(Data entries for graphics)
■ ■ ■ ■
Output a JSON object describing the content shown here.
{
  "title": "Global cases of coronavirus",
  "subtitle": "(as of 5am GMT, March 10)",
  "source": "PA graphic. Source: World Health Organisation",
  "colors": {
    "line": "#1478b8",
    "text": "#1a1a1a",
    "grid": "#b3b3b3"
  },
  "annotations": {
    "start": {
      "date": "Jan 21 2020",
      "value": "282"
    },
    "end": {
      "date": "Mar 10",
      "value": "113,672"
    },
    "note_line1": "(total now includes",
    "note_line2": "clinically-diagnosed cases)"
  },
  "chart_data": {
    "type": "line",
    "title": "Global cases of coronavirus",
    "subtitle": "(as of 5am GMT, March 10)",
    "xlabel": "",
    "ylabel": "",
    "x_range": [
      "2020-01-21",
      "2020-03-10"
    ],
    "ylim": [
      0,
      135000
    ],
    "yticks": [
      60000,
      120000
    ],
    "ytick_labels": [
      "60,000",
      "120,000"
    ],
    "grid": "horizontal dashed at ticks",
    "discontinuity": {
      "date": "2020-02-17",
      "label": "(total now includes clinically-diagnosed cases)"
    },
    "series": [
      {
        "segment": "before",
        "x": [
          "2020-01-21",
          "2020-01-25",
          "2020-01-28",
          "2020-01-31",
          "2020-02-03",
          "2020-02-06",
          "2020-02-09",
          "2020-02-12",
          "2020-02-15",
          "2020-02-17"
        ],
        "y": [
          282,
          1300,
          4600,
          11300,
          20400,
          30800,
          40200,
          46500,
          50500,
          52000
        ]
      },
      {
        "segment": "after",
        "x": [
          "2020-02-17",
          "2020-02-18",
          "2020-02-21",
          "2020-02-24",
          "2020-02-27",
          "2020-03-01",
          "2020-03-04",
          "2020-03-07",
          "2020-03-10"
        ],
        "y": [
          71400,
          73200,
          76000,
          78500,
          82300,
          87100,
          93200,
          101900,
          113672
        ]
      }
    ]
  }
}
■ ■ ■ ■
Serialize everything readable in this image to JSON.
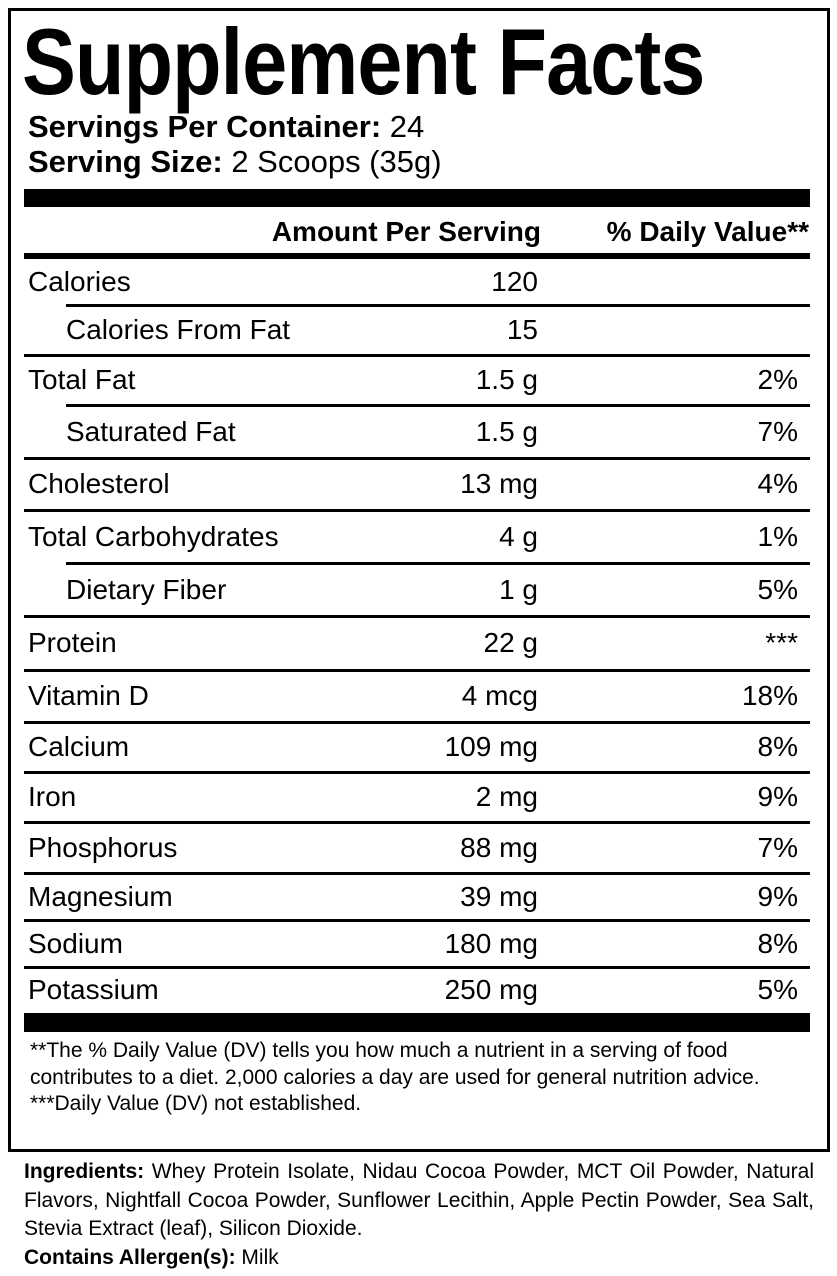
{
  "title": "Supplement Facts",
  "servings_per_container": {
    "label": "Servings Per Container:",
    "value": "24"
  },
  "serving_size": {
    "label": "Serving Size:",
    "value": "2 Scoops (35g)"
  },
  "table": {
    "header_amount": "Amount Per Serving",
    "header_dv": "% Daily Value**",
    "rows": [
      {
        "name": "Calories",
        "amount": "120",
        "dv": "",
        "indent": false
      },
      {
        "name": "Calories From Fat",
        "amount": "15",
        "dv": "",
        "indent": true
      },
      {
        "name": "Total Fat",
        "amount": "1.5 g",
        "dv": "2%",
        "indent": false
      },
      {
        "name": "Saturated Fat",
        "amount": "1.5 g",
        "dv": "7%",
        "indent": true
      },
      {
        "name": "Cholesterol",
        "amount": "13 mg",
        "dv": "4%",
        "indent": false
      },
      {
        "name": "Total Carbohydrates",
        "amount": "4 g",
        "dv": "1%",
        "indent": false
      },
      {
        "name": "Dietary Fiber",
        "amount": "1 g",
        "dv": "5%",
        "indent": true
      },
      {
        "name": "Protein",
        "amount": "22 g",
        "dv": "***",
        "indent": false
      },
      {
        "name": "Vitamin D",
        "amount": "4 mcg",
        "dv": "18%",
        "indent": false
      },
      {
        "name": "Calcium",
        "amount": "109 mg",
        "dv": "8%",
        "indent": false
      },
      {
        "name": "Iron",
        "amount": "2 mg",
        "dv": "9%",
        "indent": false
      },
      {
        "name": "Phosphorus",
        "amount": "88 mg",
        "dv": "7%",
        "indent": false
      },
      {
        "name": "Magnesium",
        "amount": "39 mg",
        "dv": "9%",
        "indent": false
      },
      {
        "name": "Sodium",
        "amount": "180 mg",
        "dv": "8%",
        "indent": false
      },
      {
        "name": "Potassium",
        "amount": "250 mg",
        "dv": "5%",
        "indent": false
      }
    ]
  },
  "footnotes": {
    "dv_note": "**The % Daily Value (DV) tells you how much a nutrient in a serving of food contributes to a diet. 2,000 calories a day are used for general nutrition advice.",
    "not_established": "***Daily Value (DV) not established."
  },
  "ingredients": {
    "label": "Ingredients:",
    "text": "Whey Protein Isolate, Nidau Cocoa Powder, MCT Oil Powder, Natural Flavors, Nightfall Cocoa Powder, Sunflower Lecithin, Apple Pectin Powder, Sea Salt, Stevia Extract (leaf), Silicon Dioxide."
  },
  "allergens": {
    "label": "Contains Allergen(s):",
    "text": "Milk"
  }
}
■ ■ ■ ■
Every line holding the word "clinically" should be copied out of the records above.

**OUTPUT:**
    "note_line2": "clinically-diagnosed cases)"
      "label": "(total now includes clinically-diagnosed cases)"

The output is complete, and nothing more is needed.